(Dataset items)

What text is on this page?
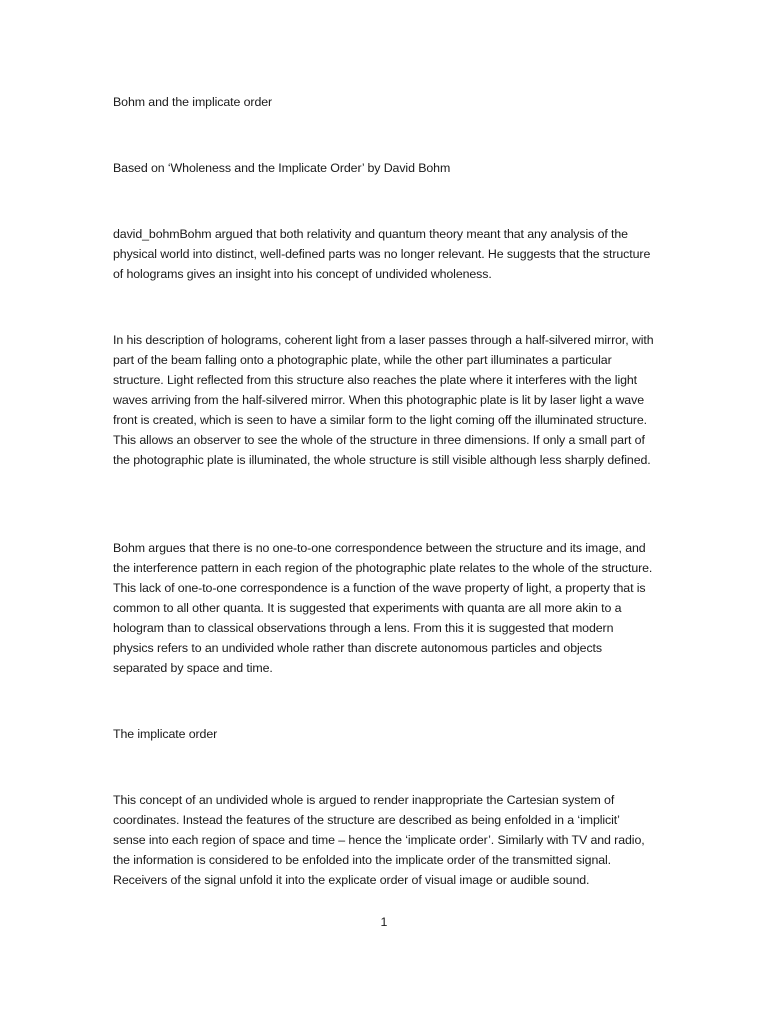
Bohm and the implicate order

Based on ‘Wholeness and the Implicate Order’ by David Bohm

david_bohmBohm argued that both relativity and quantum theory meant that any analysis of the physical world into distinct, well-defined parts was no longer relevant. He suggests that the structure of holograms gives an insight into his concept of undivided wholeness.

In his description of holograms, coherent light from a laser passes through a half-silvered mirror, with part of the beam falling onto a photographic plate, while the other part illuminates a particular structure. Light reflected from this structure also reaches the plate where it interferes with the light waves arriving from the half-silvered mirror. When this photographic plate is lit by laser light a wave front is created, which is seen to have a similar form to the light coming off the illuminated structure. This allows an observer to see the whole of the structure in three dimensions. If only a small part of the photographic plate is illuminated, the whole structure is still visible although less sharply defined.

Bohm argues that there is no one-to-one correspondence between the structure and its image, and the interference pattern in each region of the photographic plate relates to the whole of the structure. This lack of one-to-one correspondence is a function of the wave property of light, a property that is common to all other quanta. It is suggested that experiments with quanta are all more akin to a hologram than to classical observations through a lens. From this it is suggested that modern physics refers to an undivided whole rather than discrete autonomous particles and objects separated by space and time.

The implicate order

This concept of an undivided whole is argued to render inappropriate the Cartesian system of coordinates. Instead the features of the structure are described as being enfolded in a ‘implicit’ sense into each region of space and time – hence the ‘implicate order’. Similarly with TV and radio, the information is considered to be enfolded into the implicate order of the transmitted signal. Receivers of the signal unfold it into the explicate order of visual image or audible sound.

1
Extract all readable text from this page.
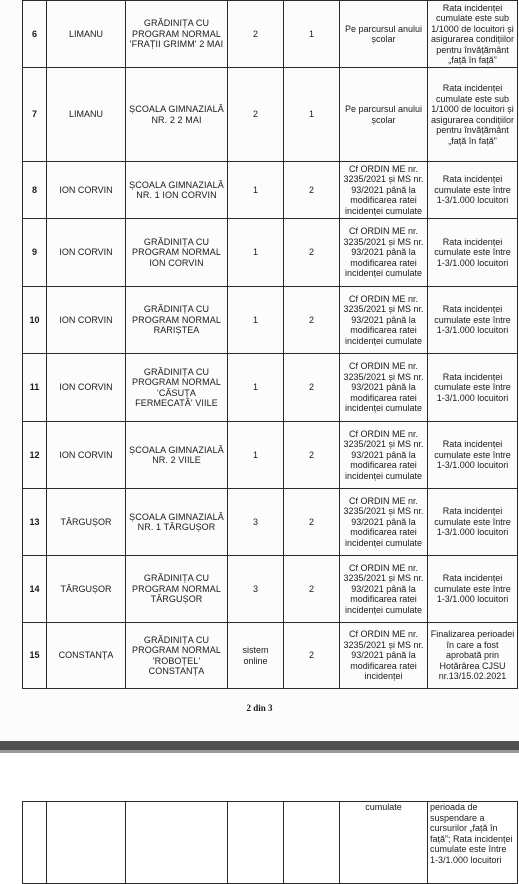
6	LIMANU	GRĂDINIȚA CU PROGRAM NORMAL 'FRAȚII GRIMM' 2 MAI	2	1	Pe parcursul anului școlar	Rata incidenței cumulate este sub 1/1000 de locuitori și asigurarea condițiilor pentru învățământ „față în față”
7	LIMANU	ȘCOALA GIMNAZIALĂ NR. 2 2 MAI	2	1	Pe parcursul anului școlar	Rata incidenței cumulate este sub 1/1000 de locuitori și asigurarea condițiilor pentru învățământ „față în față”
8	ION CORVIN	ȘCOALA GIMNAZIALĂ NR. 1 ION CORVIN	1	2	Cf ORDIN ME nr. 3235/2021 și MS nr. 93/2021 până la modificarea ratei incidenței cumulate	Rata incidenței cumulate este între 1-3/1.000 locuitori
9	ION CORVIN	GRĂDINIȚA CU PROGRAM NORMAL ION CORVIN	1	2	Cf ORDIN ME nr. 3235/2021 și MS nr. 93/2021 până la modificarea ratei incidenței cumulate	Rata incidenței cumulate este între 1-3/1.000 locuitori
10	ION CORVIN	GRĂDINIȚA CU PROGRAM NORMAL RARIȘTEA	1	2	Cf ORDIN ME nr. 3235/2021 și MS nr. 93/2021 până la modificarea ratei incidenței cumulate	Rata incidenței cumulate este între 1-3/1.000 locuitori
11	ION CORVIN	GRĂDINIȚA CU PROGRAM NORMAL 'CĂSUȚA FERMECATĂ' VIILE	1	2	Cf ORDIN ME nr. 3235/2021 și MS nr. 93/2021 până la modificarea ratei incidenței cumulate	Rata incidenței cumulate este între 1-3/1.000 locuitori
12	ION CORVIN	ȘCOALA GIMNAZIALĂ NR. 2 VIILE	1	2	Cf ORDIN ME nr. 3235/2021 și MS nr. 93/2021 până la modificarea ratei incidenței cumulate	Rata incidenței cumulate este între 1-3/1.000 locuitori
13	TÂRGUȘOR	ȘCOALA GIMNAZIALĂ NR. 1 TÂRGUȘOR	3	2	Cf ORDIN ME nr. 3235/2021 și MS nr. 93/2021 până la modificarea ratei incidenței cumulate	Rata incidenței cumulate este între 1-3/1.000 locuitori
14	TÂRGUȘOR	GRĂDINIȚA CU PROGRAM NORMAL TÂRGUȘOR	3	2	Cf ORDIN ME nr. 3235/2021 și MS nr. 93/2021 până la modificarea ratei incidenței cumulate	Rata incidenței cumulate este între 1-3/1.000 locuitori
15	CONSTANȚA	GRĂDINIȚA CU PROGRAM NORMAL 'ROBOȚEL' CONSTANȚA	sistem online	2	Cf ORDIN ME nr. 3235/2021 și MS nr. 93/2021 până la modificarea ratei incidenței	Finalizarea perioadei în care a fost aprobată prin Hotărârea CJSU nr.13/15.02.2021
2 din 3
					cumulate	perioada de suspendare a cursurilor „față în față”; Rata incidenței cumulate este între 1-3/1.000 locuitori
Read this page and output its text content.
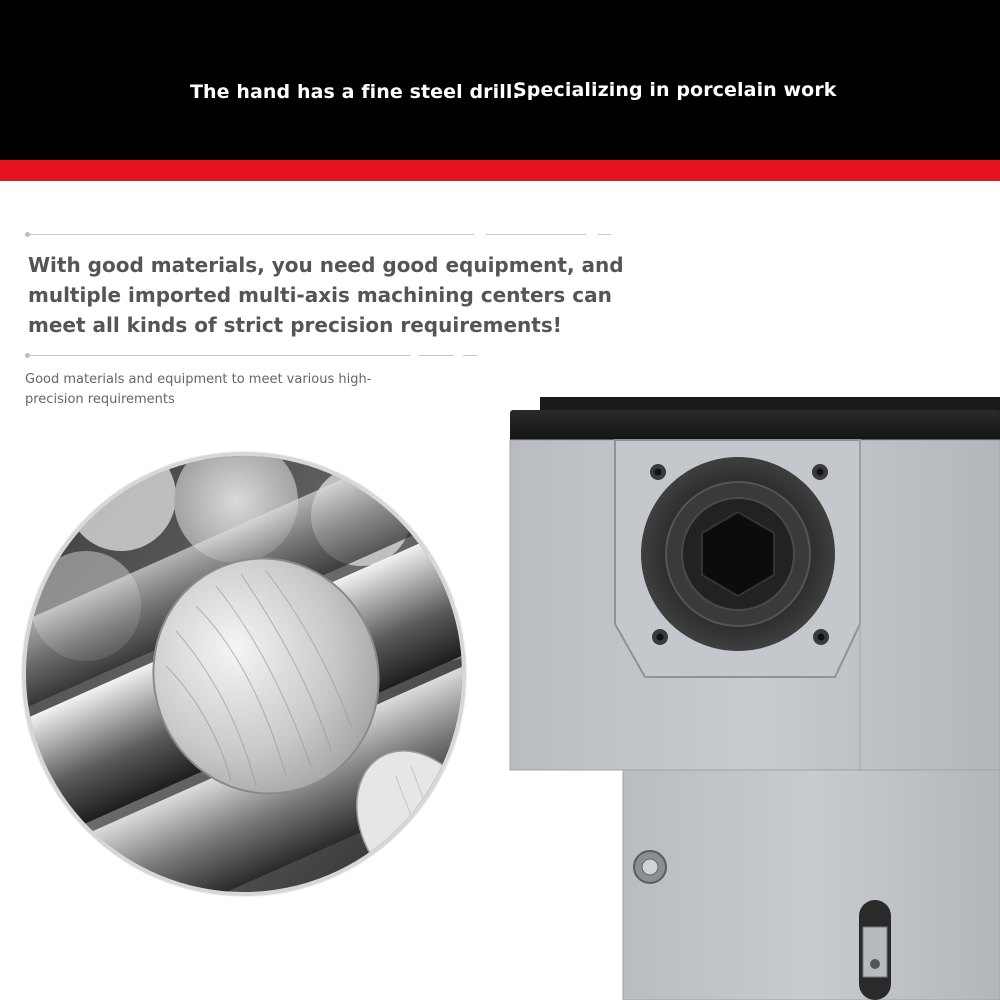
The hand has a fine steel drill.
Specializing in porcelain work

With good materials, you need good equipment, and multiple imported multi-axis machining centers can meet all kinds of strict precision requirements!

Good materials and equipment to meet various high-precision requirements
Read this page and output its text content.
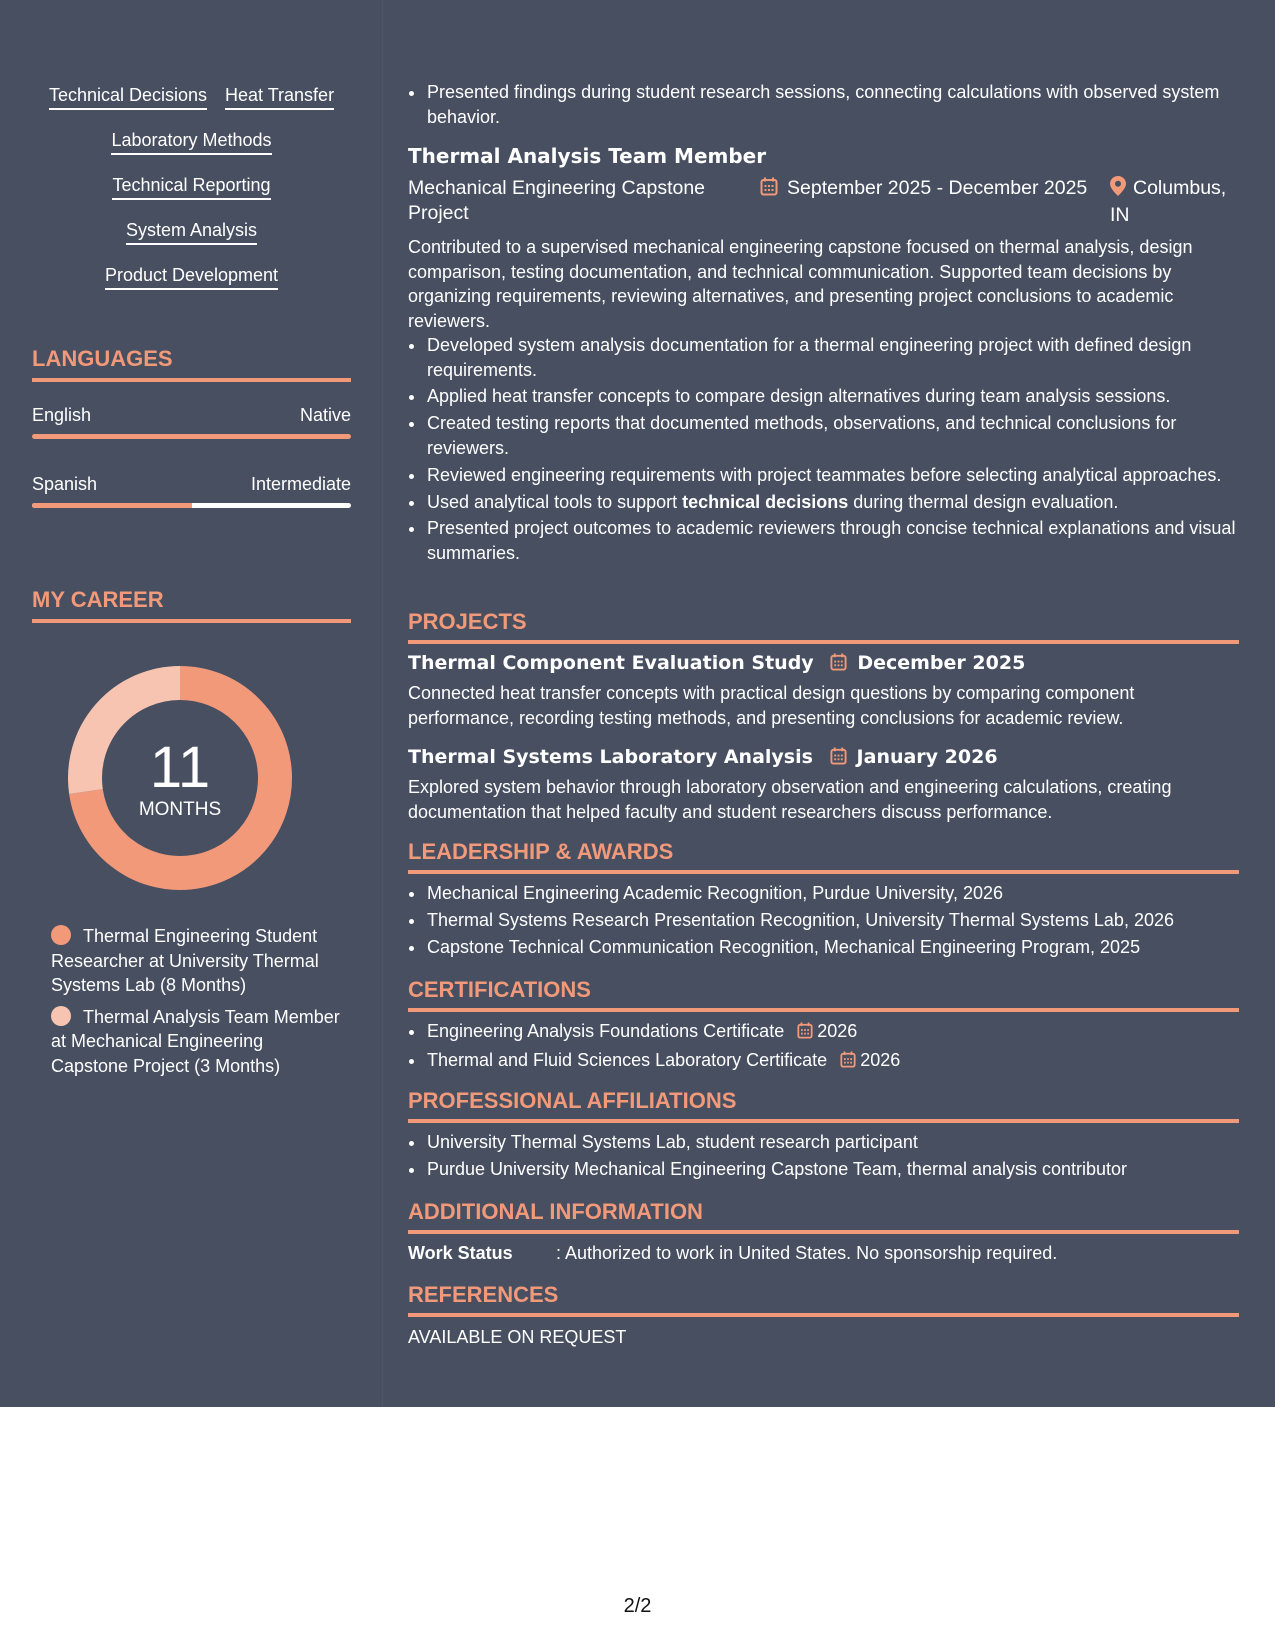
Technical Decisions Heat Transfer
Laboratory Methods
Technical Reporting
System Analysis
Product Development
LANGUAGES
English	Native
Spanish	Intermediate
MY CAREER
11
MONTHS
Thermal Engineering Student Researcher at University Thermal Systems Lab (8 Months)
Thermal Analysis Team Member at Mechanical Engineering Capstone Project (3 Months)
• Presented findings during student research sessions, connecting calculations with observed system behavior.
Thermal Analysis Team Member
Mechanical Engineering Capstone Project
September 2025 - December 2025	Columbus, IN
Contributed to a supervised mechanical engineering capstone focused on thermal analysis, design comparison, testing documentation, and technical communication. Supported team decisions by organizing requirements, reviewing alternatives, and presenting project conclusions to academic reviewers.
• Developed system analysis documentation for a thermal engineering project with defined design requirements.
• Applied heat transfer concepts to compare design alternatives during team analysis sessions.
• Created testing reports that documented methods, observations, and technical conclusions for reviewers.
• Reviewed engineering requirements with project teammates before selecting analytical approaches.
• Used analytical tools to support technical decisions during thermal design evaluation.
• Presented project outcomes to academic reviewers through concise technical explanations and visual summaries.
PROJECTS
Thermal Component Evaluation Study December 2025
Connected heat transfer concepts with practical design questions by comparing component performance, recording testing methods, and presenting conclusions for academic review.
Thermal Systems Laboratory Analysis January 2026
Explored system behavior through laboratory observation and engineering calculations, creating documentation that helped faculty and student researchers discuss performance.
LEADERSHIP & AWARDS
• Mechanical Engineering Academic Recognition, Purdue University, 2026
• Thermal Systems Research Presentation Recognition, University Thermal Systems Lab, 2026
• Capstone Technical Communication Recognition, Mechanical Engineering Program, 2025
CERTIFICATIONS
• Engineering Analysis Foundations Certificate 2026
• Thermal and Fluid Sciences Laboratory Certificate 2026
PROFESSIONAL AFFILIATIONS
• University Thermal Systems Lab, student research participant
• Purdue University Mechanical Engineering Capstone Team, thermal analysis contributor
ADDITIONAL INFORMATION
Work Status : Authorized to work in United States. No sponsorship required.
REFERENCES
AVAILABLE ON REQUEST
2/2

**WHAT TO WORK ON**
Where a line of the material above holds the string "Recognition", copy that line.

**OUTPUT OF THE TASK**
• Mechanical Engineering Academic Recognition, Purdue University, 2026
• Thermal Systems Research Presentation Recognition, University Thermal Systems Lab, 2026
• Capstone Technical Communication Recognition, Mechanical Engineering Program, 2025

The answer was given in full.